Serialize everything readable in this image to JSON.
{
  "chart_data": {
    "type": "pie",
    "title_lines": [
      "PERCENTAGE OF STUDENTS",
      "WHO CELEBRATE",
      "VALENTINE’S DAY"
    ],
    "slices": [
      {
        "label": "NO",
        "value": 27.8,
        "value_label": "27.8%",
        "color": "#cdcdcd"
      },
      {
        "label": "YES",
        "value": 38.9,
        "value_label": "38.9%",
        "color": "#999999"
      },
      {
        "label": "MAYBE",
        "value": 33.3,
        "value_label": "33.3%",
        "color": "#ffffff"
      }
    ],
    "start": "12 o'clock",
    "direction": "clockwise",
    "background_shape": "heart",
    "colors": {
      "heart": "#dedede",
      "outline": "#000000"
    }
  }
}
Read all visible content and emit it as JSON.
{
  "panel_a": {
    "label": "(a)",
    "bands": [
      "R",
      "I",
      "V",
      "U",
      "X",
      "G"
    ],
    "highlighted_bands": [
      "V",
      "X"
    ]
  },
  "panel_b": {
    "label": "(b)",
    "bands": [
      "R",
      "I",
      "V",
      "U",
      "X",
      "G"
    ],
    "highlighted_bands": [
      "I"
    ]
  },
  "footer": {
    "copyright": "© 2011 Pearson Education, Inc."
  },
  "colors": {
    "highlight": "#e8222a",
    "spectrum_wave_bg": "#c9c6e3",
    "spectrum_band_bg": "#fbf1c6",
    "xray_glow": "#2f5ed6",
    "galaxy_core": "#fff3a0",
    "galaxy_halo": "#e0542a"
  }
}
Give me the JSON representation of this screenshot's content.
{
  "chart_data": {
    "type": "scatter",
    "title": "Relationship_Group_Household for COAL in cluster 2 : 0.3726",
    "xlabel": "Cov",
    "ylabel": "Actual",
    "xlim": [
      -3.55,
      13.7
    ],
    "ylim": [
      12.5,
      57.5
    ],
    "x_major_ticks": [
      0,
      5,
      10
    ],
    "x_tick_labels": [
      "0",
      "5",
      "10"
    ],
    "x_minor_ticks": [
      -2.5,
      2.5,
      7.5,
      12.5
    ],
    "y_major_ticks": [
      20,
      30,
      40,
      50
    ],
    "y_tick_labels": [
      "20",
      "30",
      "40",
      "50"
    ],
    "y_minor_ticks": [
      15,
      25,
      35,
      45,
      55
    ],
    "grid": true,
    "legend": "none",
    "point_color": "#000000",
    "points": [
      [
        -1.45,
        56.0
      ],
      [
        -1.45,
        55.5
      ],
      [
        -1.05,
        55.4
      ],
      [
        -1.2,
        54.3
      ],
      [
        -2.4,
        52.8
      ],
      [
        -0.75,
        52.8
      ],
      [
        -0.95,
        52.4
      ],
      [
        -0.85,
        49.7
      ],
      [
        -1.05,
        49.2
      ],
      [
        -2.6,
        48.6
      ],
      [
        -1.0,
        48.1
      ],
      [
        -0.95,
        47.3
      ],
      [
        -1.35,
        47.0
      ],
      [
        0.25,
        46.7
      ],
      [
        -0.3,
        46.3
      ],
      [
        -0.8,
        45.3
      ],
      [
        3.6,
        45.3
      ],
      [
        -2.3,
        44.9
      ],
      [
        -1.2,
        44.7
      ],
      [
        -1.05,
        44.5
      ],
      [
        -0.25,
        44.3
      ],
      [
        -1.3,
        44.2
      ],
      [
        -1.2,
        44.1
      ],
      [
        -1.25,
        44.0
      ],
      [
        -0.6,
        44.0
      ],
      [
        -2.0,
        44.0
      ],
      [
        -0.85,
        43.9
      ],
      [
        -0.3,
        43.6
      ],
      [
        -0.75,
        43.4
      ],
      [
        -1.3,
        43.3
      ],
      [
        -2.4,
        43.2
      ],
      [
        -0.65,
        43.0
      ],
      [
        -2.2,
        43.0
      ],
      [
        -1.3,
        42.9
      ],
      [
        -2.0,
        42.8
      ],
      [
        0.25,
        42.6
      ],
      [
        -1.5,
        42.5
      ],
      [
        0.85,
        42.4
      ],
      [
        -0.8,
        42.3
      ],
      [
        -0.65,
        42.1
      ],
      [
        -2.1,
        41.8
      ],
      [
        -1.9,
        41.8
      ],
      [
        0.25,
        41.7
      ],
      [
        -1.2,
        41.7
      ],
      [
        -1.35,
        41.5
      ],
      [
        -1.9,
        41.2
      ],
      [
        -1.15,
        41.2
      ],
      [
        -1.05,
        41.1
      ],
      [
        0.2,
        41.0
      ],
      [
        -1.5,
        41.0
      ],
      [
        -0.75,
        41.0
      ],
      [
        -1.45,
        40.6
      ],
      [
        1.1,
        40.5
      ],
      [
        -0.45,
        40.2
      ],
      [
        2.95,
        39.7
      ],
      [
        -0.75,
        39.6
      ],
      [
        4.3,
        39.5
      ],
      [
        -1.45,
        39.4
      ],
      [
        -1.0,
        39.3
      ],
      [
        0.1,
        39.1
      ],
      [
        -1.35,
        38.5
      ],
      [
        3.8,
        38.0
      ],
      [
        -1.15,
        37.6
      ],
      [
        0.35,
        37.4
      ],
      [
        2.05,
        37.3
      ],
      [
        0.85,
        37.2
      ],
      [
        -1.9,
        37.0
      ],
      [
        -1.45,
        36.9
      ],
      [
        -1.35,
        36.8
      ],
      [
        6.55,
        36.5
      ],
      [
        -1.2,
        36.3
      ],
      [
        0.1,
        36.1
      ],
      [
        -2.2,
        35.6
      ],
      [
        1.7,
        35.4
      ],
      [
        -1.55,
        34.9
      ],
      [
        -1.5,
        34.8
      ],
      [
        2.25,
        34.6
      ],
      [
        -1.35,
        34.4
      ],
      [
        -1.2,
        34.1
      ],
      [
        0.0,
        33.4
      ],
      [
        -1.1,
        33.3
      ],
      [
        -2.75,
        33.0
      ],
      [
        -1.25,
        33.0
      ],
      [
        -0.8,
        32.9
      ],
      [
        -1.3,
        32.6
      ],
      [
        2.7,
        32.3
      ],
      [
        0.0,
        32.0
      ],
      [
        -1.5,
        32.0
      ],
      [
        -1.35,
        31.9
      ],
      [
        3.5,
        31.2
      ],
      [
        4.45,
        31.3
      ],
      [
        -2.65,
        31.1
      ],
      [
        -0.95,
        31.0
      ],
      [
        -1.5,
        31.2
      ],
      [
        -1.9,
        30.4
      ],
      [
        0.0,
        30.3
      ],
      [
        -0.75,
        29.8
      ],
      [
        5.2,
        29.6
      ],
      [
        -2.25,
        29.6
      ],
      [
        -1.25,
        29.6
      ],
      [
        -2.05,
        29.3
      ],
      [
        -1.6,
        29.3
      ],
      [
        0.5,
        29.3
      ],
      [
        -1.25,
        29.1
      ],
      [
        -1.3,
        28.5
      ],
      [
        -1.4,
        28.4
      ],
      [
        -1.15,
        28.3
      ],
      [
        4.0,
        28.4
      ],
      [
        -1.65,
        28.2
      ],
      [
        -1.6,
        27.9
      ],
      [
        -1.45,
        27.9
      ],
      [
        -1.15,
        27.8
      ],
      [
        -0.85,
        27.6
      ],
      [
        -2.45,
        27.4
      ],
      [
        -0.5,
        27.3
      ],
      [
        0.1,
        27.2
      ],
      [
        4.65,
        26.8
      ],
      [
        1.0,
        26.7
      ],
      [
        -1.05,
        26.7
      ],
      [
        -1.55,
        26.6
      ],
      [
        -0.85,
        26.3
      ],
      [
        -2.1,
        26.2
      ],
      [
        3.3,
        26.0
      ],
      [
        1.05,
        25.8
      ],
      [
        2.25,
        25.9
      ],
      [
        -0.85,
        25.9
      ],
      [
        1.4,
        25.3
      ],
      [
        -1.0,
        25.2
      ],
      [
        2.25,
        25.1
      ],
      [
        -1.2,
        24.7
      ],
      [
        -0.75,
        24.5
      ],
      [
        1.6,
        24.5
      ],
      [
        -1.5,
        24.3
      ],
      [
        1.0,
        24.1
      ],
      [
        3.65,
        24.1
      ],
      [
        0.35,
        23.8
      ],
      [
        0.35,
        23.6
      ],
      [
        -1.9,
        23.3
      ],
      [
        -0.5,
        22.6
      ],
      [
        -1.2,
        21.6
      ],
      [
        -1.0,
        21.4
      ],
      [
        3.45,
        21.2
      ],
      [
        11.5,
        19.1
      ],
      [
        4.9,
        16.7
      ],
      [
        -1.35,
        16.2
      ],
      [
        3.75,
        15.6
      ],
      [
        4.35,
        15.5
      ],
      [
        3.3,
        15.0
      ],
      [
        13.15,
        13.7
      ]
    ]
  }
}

------------------------

(Goal)
Find the lines containing "JSON" and pull them out.

(Output)
Serialize everything readable in this image to JSON.
Read all visible content and emit it as JSON.
Give me the JSON representation of this screenshot's content.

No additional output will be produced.